◆ Aim of the exercise ◆
Using the data below, copy each line that includes the word "تورم".

A run of records:
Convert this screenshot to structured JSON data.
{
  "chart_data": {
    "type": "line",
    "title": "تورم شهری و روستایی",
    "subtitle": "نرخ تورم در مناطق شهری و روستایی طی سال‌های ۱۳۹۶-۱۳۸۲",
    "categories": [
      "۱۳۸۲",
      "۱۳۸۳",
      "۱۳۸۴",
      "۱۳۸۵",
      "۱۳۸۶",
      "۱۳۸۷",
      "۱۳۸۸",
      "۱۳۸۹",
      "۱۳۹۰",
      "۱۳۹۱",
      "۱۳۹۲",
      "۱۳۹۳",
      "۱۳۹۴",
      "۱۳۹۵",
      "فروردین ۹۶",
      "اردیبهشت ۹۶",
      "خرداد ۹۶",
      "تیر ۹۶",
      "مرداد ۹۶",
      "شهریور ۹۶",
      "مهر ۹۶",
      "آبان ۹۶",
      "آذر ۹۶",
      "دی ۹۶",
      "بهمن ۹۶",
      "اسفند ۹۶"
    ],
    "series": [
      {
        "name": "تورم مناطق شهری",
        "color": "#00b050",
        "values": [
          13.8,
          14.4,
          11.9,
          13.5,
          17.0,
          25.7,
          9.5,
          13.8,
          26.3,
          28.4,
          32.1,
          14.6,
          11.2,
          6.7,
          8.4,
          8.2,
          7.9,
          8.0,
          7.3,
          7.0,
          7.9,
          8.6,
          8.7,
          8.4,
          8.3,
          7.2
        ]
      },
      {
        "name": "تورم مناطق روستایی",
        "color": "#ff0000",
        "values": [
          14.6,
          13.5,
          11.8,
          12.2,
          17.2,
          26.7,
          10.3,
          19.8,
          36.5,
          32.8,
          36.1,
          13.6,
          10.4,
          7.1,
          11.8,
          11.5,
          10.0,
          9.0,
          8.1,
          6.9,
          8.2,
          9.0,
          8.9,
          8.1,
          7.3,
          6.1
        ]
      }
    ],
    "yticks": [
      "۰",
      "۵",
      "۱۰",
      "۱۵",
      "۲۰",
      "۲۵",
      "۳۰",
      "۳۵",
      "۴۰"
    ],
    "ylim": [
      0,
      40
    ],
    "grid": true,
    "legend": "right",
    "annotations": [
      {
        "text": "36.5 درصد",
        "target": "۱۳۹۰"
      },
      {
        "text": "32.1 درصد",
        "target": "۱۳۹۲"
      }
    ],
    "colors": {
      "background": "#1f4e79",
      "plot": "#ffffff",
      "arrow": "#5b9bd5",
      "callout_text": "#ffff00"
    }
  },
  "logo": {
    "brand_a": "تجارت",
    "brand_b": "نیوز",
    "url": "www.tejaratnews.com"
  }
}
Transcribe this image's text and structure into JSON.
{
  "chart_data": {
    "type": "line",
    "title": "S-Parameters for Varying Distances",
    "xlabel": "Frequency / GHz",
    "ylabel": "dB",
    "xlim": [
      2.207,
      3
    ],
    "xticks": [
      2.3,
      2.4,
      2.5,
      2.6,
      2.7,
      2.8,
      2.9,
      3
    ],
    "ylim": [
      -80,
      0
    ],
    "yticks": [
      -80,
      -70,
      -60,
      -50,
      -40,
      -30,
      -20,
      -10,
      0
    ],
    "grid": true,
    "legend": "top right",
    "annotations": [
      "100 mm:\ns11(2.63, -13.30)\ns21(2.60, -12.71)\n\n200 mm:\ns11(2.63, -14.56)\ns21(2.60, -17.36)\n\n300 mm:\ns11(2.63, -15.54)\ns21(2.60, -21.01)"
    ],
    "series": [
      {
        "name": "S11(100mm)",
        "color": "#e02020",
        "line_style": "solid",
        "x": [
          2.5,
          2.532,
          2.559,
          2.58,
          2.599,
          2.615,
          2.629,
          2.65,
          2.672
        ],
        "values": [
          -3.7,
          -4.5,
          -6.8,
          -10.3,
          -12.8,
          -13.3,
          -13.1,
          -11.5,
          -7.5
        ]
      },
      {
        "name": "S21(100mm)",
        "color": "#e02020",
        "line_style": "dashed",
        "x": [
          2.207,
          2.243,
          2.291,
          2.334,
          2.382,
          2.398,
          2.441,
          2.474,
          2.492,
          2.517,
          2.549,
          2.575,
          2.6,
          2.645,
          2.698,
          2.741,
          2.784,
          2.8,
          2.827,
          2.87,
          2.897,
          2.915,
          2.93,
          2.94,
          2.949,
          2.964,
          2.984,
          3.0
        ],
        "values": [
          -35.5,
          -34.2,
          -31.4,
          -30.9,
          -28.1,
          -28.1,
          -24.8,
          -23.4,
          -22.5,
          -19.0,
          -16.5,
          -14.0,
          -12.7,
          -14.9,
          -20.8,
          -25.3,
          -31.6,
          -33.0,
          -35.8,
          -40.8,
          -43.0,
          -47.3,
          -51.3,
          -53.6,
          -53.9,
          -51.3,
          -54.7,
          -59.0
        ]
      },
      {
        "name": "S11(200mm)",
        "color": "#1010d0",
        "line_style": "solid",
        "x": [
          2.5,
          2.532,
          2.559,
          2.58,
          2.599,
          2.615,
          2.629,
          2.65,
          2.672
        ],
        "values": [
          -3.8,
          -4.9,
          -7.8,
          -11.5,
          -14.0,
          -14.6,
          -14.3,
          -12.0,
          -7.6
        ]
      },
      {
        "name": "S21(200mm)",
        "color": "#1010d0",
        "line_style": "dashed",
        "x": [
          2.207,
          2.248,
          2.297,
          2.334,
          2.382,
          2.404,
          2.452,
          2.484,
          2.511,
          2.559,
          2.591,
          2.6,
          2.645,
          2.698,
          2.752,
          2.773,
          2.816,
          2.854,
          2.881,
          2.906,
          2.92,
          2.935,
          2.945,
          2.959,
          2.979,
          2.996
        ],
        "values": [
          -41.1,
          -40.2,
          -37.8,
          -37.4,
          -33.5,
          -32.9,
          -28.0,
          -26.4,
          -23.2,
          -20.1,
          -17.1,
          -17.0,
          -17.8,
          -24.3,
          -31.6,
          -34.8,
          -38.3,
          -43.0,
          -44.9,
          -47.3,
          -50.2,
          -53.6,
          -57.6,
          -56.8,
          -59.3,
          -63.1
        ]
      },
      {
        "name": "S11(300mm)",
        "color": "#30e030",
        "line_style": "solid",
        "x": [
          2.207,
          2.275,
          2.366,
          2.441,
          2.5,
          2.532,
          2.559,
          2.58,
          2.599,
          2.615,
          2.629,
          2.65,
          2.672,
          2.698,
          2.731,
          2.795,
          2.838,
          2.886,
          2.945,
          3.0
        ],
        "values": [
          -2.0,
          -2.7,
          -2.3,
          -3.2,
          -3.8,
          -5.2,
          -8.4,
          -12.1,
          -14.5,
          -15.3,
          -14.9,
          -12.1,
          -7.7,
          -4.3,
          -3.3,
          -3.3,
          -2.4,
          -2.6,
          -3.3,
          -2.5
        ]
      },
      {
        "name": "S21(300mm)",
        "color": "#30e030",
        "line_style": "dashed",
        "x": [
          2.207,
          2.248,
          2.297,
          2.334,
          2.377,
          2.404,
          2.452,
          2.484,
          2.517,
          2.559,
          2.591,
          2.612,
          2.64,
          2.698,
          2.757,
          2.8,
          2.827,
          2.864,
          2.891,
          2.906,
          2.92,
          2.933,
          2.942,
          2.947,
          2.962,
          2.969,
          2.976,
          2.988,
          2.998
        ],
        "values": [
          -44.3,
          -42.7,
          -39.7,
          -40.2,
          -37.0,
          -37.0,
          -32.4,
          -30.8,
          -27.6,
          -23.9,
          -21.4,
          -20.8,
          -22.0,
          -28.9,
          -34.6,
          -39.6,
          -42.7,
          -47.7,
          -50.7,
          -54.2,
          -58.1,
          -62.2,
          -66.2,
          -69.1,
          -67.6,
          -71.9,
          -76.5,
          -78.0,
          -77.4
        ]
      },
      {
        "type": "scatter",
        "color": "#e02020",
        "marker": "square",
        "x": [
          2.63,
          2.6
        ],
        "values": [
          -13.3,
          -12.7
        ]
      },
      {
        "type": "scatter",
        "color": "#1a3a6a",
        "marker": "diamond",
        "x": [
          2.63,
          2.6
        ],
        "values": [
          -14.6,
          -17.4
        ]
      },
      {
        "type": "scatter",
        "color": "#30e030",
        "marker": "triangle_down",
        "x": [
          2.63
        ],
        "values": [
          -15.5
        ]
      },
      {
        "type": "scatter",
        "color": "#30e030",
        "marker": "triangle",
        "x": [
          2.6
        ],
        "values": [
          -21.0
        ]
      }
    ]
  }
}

◆ Solution to the problem ◆
    "title": "تورم شهری و روستایی",
    "subtitle": "نرخ تورم در مناطق شهری و روستایی طی سال‌های ۱۳۹۶-۱۳۸۲",
        "name": "تورم مناطق شهری",
        "name": "تورم مناطق روستایی",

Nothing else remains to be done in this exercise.